Required work: Retype all of the listing exactly, passing over any picture you find.

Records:
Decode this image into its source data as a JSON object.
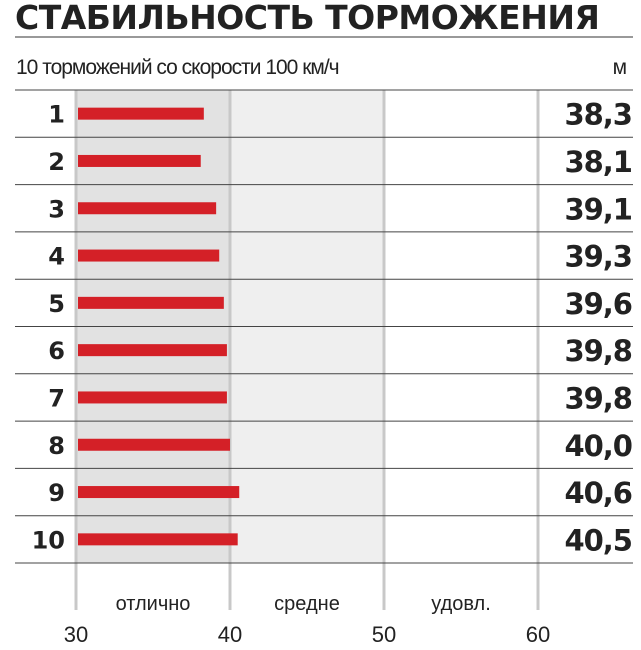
{
  "chart_data": {
    "type": "bar",
    "orientation": "horizontal",
    "title": "СТАБИЛЬНОСТЬ ТОРМОЖЕНИЯ",
    "subtitle": "10 торможений со скорости 100 км/ч",
    "unit": "м",
    "categories": [
      "1",
      "2",
      "3",
      "4",
      "5",
      "6",
      "7",
      "8",
      "9",
      "10"
    ],
    "values": [
      38.3,
      38.1,
      39.1,
      39.3,
      39.6,
      39.8,
      39.8,
      40.0,
      40.6,
      40.5
    ],
    "value_labels": [
      "38,3",
      "38,1",
      "39,1",
      "39,3",
      "39,6",
      "39,8",
      "39,8",
      "40,0",
      "40,6",
      "40,5"
    ],
    "xlim": [
      30,
      60
    ],
    "x_ticks": [
      "30",
      "40",
      "50",
      "60"
    ],
    "zones": [
      {
        "label": "отлично",
        "from": 30,
        "to": 40,
        "color": "#e2e2e2"
      },
      {
        "label": "средне",
        "from": 40,
        "to": 50,
        "color": "#efefef"
      },
      {
        "label": "удовл.",
        "from": 50,
        "to": 60,
        "color": "#ffffff"
      }
    ],
    "bar_color": "#d42027",
    "grid": true
  }
}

Result of the task:
Decode this image into its source data as a JSON object.
{
  "chart_data": {
    "type": "bar",
    "orientation": "horizontal",
    "title": "СТАБИЛЬНОСТЬ ТОРМОЖЕНИЯ",
    "subtitle": "10 торможений со скорости 100 км/ч",
    "unit": "м",
    "categories": [
      "1",
      "2",
      "3",
      "4",
      "5",
      "6",
      "7",
      "8",
      "9",
      "10"
    ],
    "values": [
      38.3,
      38.1,
      39.1,
      39.3,
      39.6,
      39.8,
      39.8,
      40.0,
      40.6,
      40.5
    ],
    "value_labels": [
      "38,3",
      "38,1",
      "39,1",
      "39,3",
      "39,6",
      "39,8",
      "39,8",
      "40,0",
      "40,6",
      "40,5"
    ],
    "xlim": [
      30,
      60
    ],
    "x_ticks": [
      "30",
      "40",
      "50",
      "60"
    ],
    "zones": [
      {
        "label": "отлично",
        "from": 30,
        "to": 40,
        "color": "#e2e2e2"
      },
      {
        "label": "средне",
        "from": 40,
        "to": 50,
        "color": "#efefef"
      },
      {
        "label": "удовл.",
        "from": 50,
        "to": 60,
        "color": "#ffffff"
      }
    ],
    "bar_color": "#d42027",
    "grid": true
  }
}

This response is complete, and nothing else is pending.